Dataset items
[Start]

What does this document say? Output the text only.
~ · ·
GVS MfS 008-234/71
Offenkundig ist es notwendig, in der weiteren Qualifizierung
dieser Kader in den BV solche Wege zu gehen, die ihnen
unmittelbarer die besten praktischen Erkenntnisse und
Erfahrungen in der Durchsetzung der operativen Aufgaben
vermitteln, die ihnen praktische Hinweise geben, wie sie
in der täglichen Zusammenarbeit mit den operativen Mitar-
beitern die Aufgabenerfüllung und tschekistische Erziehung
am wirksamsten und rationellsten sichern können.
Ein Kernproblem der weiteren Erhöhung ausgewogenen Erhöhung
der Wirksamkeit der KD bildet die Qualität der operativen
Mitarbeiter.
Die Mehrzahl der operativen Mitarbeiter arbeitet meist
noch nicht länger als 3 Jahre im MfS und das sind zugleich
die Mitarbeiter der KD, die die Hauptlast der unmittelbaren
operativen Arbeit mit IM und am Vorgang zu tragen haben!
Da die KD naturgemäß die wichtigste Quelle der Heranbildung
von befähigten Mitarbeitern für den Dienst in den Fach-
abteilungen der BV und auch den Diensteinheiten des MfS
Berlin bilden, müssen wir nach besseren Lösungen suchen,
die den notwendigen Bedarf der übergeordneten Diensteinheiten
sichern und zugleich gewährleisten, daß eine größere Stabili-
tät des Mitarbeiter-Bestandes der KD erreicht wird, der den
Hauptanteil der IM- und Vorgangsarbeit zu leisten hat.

[End]

### DIRECTIONS
Set down all of the records shown above once more, exactly.

### SOLUTION TO THE PROBLEM
What does this document say? Output the text only.
~ · ·
GVS MfS 008-234/71
Offenkundig ist es notwendig, in der weiteren Qualifizierung
dieser Kader in den BV solche Wege zu gehen, die ihnen
unmittelbarer die besten praktischen Erkenntnisse und
Erfahrungen in der Durchsetzung der operativen Aufgaben
vermitteln, die ihnen praktische Hinweise geben, wie sie
in der täglichen Zusammenarbeit mit den operativen Mitar-
beitern die Aufgabenerfüllung und tschekistische Erziehung
am wirksamsten und rationellsten sichern können.
Ein Kernproblem der weiteren Erhöhung ausgewogenen Erhöhung
der Wirksamkeit der KD bildet die Qualität der operativen
Mitarbeiter.
Die Mehrzahl der operativen Mitarbeiter arbeitet meist
noch nicht länger als 3 Jahre im MfS und das sind zugleich
die Mitarbeiter der KD, die die Hauptlast der unmittelbaren
operativen Arbeit mit IM und am Vorgang zu tragen haben!
Da die KD naturgemäß die wichtigste Quelle der Heranbildung
von befähigten Mitarbeitern für den Dienst in den Fach-
abteilungen der BV und auch den Diensteinheiten des MfS
Berlin bilden, müssen wir nach besseren Lösungen suchen,
die den notwendigen Bedarf der übergeordneten Diensteinheiten
sichern und zugleich gewährleisten, daß eine größere Stabili-
tät des Mitarbeiter-Bestandes der KD erreicht wird, der den
Hauptanteil der IM- und Vorgangsarbeit zu leisten hat.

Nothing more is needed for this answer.